Stated problem »
Below are records to transcribe exactly, without their pictures.

Saved data entries »
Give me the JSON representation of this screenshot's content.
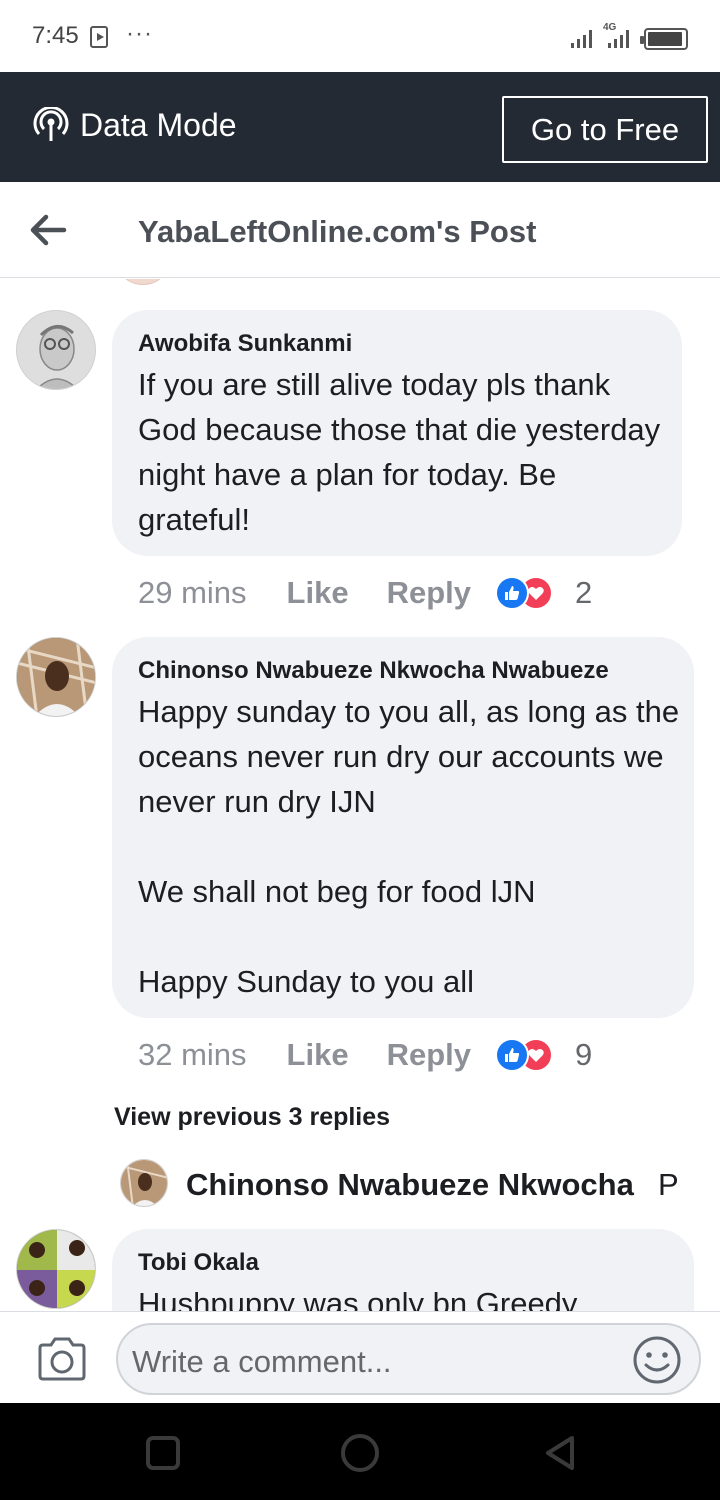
{
  "status_bar": {
    "time": "7:45",
    "dots": "···",
    "network": "4G",
    "battery_level": 0.95
  },
  "data_mode": {
    "label": "Data Mode",
    "go_free_label": "Go to Free"
  },
  "header": {
    "title": "YabaLeftOnline.com's Post"
  },
  "comments": [
    {
      "author": "Awobifa Sunkanmi",
      "text": "If you are still alive today pls thank God because those that die yesterday night have a plan for today. Be grateful!",
      "time": "29 mins",
      "like_label": "Like",
      "reply_label": "Reply",
      "reaction_count": "2"
    },
    {
      "author": "Chinonso Nwabueze Nkwocha Nwabueze",
      "text": "Happy sunday to you all, as long as the oceans never run dry our accounts we never run dry IJN\n\nWe shall not beg for food lJN\n\nHappy Sunday to you all",
      "time": "32 mins",
      "like_label": "Like",
      "reply_label": "Reply",
      "reaction_count": "9"
    },
    {
      "author": "Tobi Okala",
      "text": "Hushpuppy was only bn  Greedy"
    }
  ],
  "replies": {
    "view_previous_label": "View previous 3 replies",
    "preview_author": "Chinonso Nwabueze Nkwocha",
    "preview_snippet": "P"
  },
  "composer": {
    "placeholder": "Write a comment..."
  }
}
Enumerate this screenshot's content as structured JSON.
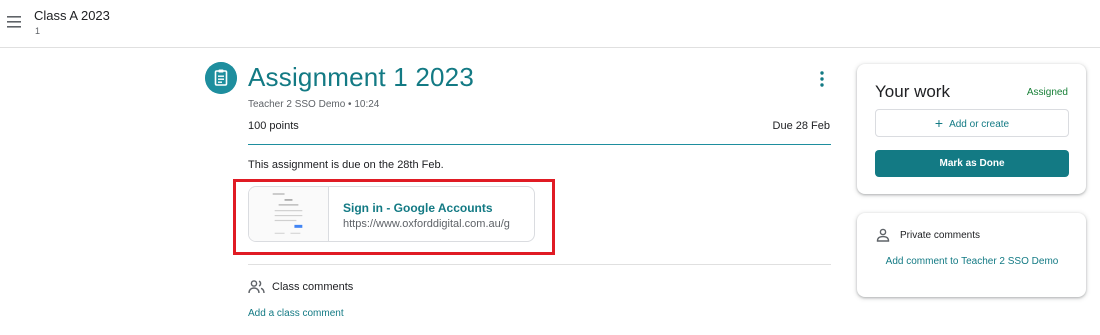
{
  "header": {
    "class_name": "Class A 2023",
    "class_section": "1"
  },
  "assignment": {
    "title": "Assignment 1 2023",
    "meta": "Teacher 2 SSO Demo • 10:24",
    "points": "100 points",
    "due": "Due 28 Feb",
    "instructions": "This assignment is due on the 28th Feb.",
    "attachment": {
      "title": "Sign in - Google Accounts",
      "url": "https://www.oxforddigital.com.au/g"
    }
  },
  "class_comments": {
    "label": "Class comments",
    "add_link": "Add a class comment"
  },
  "your_work": {
    "title": "Your work",
    "status": "Assigned",
    "add_button": "Add or create",
    "done_button": "Mark as Done"
  },
  "private_comments": {
    "label": "Private comments",
    "add_link": "Add comment to Teacher 2 SSO Demo"
  },
  "colors": {
    "accent": "#137a84",
    "status": "#188038",
    "highlight": "#e01b24"
  }
}
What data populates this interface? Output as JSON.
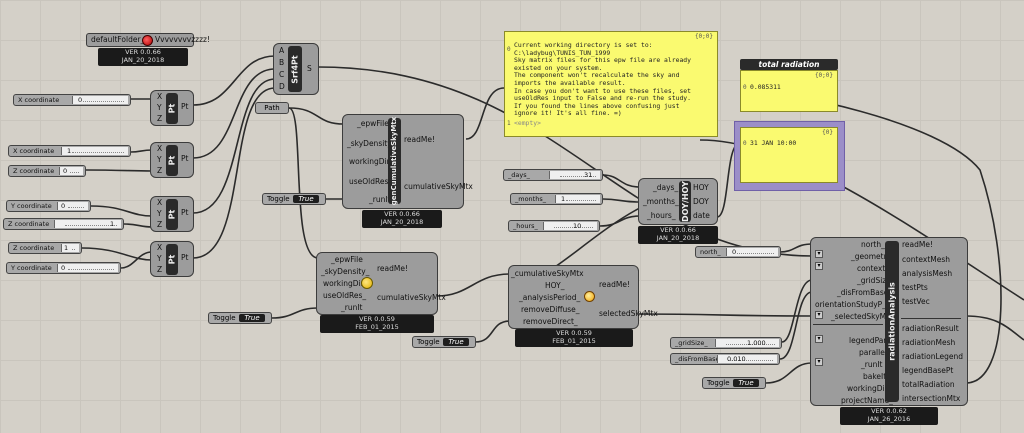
{
  "colors": {
    "canvas": "#d4d0c8",
    "component": "#9c9c9c",
    "panel": "#fafa70",
    "selected_panel_border": "#9b8ec8",
    "wire": "#2b2b2b"
  },
  "path_param": {
    "folder_label": "defaultFolder_",
    "folder_value": "Vvvvvvvvzzzz!",
    "ver": "VER 0.0.66",
    "date": "JAN_20_2018"
  },
  "srf4pt": {
    "inputs": [
      "A",
      "B",
      "C",
      "D"
    ],
    "nickname": "Srf4Pt",
    "output": "S"
  },
  "pt_components": [
    {
      "inputs": [
        "X",
        "Y",
        "Z"
      ],
      "nickname": "Pt",
      "output": "Pt"
    },
    {
      "inputs": [
        "X",
        "Y",
        "Z"
      ],
      "nickname": "Pt",
      "output": "Pt"
    },
    {
      "inputs": [
        "X",
        "Y",
        "Z"
      ],
      "nickname": "Pt",
      "output": "Pt"
    },
    {
      "inputs": [
        "X",
        "Y",
        "Z"
      ],
      "nickname": "Pt",
      "output": "Pt"
    }
  ],
  "sliders": {
    "x1": {
      "label": "X coordinate",
      "value": "0"
    },
    "x2": {
      "label": "X coordinate",
      "value": "1"
    },
    "z2": {
      "label": "Z coordinate",
      "value": "0"
    },
    "y3": {
      "label": "Y coordinate",
      "value": "0"
    },
    "z3": {
      "label": "Z coordinate",
      "value": "1"
    },
    "z4": {
      "label": "Z coordinate",
      "value": "1"
    },
    "y4": {
      "label": "Y coordinate",
      "value": "0"
    },
    "days": {
      "label": "_days_",
      "value": "31"
    },
    "months": {
      "label": "_months_",
      "value": "1"
    },
    "hours": {
      "label": "_hours_",
      "value": "10"
    },
    "north": {
      "label": "north_",
      "value": "0"
    },
    "gridsize": {
      "label": "_gridSize_",
      "value": "1.000"
    },
    "disfrombase": {
      "label": "_disFromBase",
      "value": "0.010"
    }
  },
  "path_label": "Path",
  "toggles": {
    "t1": {
      "label": "Toggle",
      "value": "True"
    },
    "t2": {
      "label": "Toggle",
      "value": "True"
    },
    "t3": {
      "label": "Toggle",
      "value": "True"
    },
    "t4": {
      "label": "Toggle",
      "value": "True"
    }
  },
  "gen_sky_new": {
    "inputs": [
      "_epwFile",
      "_skyDensity_",
      "workingDir_",
      "useOldRes_",
      "_runIt"
    ],
    "nickname": "genCumulativeSkyMtx",
    "outputs": [
      "readMe!",
      "cumulativeSkyMtx"
    ],
    "ver": "VER 0.0.66",
    "date": "JAN_20_2018"
  },
  "gen_sky_old": {
    "inputs": [
      "_epwFile",
      "_skyDensity_",
      "workingDir_",
      "useOldRes_",
      "_runIt"
    ],
    "outputs": [
      "readMe!",
      "cumulativeSkyMtx"
    ],
    "ver": "VER 0.0.59",
    "date": "FEB_01_2015"
  },
  "select_sky": {
    "inputs": [
      "_cumulativeSkyMtx",
      "HOY_",
      "_analysisPeriod_",
      "removeDiffuse_",
      "removeDirect_"
    ],
    "outputs": [
      "readMe!",
      "selectedSkyMtx"
    ],
    "ver": "VER 0.0.59",
    "date": "FEB_01_2015"
  },
  "doy_hoy": {
    "inputs": [
      "_days_",
      "_months_",
      "_hours_"
    ],
    "nickname": "DOY/HOY",
    "outputs": [
      "HOY",
      "DOY",
      "date"
    ],
    "ver": "VER 0.0.66",
    "date": "JAN_20_2018"
  },
  "readme_panel": {
    "index": "{0;0}",
    "lead": "0",
    "text": "Current working directory is set to:\nC:\\ladybug\\TUNIS_TUN_1999\nSky matrix files for this epw file are already\nexisted on your system.\nThe component won't recalculate the sky and\nimports the available result.\nIn case you don't want to use these files, set\nuseOldRes input to False and re-run the study.\nIf you found the lines above confusing just\nignore it! It's all fine. =)",
    "empty": "<empty>",
    "empty_lead": "1"
  },
  "total_radiation_panel": {
    "title": "total radiation",
    "index": "{0;0}",
    "lead": "0",
    "text": "0.085311"
  },
  "date_panel": {
    "index": "{0}",
    "lead": "0",
    "text": "31 JAN 10:00"
  },
  "radiation_analysis": {
    "inputs_top": [
      "north_",
      "_geometry",
      "context_",
      "_gridSize_",
      "_disFromBase",
      "orientationStudyP_",
      "_selectedSkyMtx"
    ],
    "inputs_bottom": [
      "legendPar_",
      "parallel_",
      "_runIt",
      "bakeIt_",
      "workingDir_",
      "projectName_"
    ],
    "nickname": "radiationAnalysis",
    "outputs_top": [
      "readMe!",
      "contextMesh",
      "analysisMesh",
      "testPts",
      "testVec"
    ],
    "outputs_bottom": [
      "radiationResult",
      "radiationMesh",
      "radiationLegend",
      "legendBasePt",
      "totalRadiation",
      "intersectionMtx"
    ],
    "ver": "VER 0.0.62",
    "date": "JAN_26_2016"
  }
}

Solution »
Give me the JSON representation of this screenshot's content.
{
  "status_bar": {
    "time": "7:45",
    "dots": "···",
    "network": "4G",
    "battery_level": 0.95
  },
  "data_mode": {
    "label": "Data Mode",
    "go_free_label": "Go to Free"
  },
  "header": {
    "title": "YabaLeftOnline.com's Post"
  },
  "comments": [
    {
      "author": "Awobifa Sunkanmi",
      "text": "If you are still alive today pls thank God because those that die yesterday night have a plan for today. Be grateful!",
      "time": "29 mins",
      "like_label": "Like",
      "reply_label": "Reply",
      "reaction_count": "2"
    },
    {
      "author": "Chinonso Nwabueze Nkwocha Nwabueze",
      "text": "Happy sunday to you all, as long as the oceans never run dry our accounts we never run dry IJN\n\nWe shall not beg for food lJN\n\nHappy Sunday to you all",
      "time": "32 mins",
      "like_label": "Like",
      "reply_label": "Reply",
      "reaction_count": "9"
    },
    {
      "author": "Tobi Okala",
      "text": "Hushpuppy was only bn  Greedy"
    }
  ],
  "replies": {
    "view_previous_label": "View previous 3 replies",
    "preview_author": "Chinonso Nwabueze Nkwocha",
    "preview_snippet": "P"
  },
  "composer": {
    "placeholder": "Write a comment..."
  }
}
Enumerate this screenshot's content as structured JSON.
{
  "header": {
    "class_name": "Class A 2023",
    "class_section": "1"
  },
  "assignment": {
    "title": "Assignment 1 2023",
    "meta": "Teacher 2 SSO Demo • 10:24",
    "points": "100 points",
    "due": "Due 28 Feb",
    "instructions": "This assignment is due on the 28th Feb.",
    "attachment": {
      "title": "Sign in - Google Accounts",
      "url": "https://www.oxforddigital.com.au/g"
    }
  },
  "class_comments": {
    "label": "Class comments",
    "add_link": "Add a class comment"
  },
  "your_work": {
    "title": "Your work",
    "status": "Assigned",
    "add_button": "Add or create",
    "done_button": "Mark as Done"
  },
  "private_comments": {
    "label": "Private comments",
    "add_link": "Add comment to Teacher 2 SSO Demo"
  },
  "colors": {
    "accent": "#137a84",
    "status": "#188038",
    "highlight": "#e01b24"
  }
}
What data populates this interface? Output as JSON.
{
  "colors": {
    "canvas": "#d4d0c8",
    "component": "#9c9c9c",
    "panel": "#fafa70",
    "selected_panel_border": "#9b8ec8",
    "wire": "#2b2b2b"
  },
  "path_param": {
    "folder_label": "defaultFolder_",
    "folder_value": "Vvvvvvvvzzzz!",
    "ver": "VER 0.0.66",
    "date": "JAN_20_2018"
  },
  "srf4pt": {
    "inputs": [
      "A",
      "B",
      "C",
      "D"
    ],
    "nickname": "Srf4Pt",
    "output": "S"
  },
  "pt_components": [
    {
      "inputs": [
        "X",
        "Y",
        "Z"
      ],
      "nickname": "Pt",
      "output": "Pt"
    },
    {
      "inputs": [
        "X",
        "Y",
        "Z"
      ],
      "nickname": "Pt",
      "output": "Pt"
    },
    {
      "inputs": [
        "X",
        "Y",
        "Z"
      ],
      "nickname": "Pt",
      "output": "Pt"
    },
    {
      "inputs": [
        "X",
        "Y",
        "Z"
      ],
      "nickname": "Pt",
      "output": "Pt"
    }
  ],
  "sliders": {
    "x1": {
      "label": "X coordinate",
      "value": "0"
    },
    "x2": {
      "label": "X coordinate",
      "value": "1"
    },
    "z2": {
      "label": "Z coordinate",
      "value": "0"
    },
    "y3": {
      "label": "Y coordinate",
      "value": "0"
    },
    "z3": {
      "label": "Z coordinate",
      "value": "1"
    },
    "z4": {
      "label": "Z coordinate",
      "value": "1"
    },
    "y4": {
      "label": "Y coordinate",
      "value": "0"
    },
    "days": {
      "label": "_days_",
      "value": "31"
    },
    "months": {
      "label": "_months_",
      "value": "1"
    },
    "hours": {
      "label": "_hours_",
      "value": "10"
    },
    "north": {
      "label": "north_",
      "value": "0"
    },
    "gridsize": {
      "label": "_gridSize_",
      "value": "1.000"
    },
    "disfrombase": {
      "label": "_disFromBase",
      "value": "0.010"
    }
  },
  "path_label": "Path",
  "toggles": {
    "t1": {
      "label": "Toggle",
      "value": "True"
    },
    "t2": {
      "label": "Toggle",
      "value": "True"
    },
    "t3": {
      "label": "Toggle",
      "value": "True"
    },
    "t4": {
      "label": "Toggle",
      "value": "True"
    }
  },
  "gen_sky_new": {
    "inputs": [
      "_epwFile",
      "_skyDensity_",
      "workingDir_",
      "useOldRes_",
      "_runIt"
    ],
    "nickname": "genCumulativeSkyMtx",
    "outputs": [
      "readMe!",
      "cumulativeSkyMtx"
    ],
    "ver": "VER 0.0.66",
    "date": "JAN_20_2018"
  },
  "gen_sky_old": {
    "inputs": [
      "_epwFile",
      "_skyDensity_",
      "workingDir_",
      "useOldRes_",
      "_runIt"
    ],
    "outputs": [
      "readMe!",
      "cumulativeSkyMtx"
    ],
    "ver": "VER 0.0.59",
    "date": "FEB_01_2015"
  },
  "select_sky": {
    "inputs": [
      "_cumulativeSkyMtx",
      "HOY_",
      "_analysisPeriod_",
      "removeDiffuse_",
      "removeDirect_"
    ],
    "outputs": [
      "readMe!",
      "selectedSkyMtx"
    ],
    "ver": "VER 0.0.59",
    "date": "FEB_01_2015"
  },
  "doy_hoy": {
    "inputs": [
      "_days_",
      "_months_",
      "_hours_"
    ],
    "nickname": "DOY/HOY",
    "outputs": [
      "HOY",
      "DOY",
      "date"
    ],
    "ver": "VER 0.0.66",
    "date": "JAN_20_2018"
  },
  "readme_panel": {
    "index": "{0;0}",
    "lead": "0",
    "text": "Current working directory is set to:\nC:\\ladybug\\TUNIS_TUN_1999\nSky matrix files for this epw file are already\nexisted on your system.\nThe component won't recalculate the sky and\nimports the available result.\nIn case you don't want to use these files, set\nuseOldRes input to False and re-run the study.\nIf you found the lines above confusing just\nignore it! It's all fine. =)",
    "empty": "<empty>",
    "empty_lead": "1"
  },
  "total_radiation_panel": {
    "title": "total radiation",
    "index": "{0;0}",
    "lead": "0",
    "text": "0.085311"
  },
  "date_panel": {
    "index": "{0}",
    "lead": "0",
    "text": "31 JAN 10:00"
  },
  "radiation_analysis": {
    "inputs_top": [
      "north_",
      "_geometry",
      "context_",
      "_gridSize_",
      "_disFromBase",
      "orientationStudyP_",
      "_selectedSkyMtx"
    ],
    "inputs_bottom": [
      "legendPar_",
      "parallel_",
      "_runIt",
      "bakeIt_",
      "workingDir_",
      "projectName_"
    ],
    "nickname": "radiationAnalysis",
    "outputs_top": [
      "readMe!",
      "contextMesh",
      "analysisMesh",
      "testPts",
      "testVec"
    ],
    "outputs_bottom": [
      "radiationResult",
      "radiationMesh",
      "radiationLegend",
      "legendBasePt",
      "totalRadiation",
      "intersectionMtx"
    ],
    "ver": "VER 0.0.62",
    "date": "JAN_26_2016"
  }
}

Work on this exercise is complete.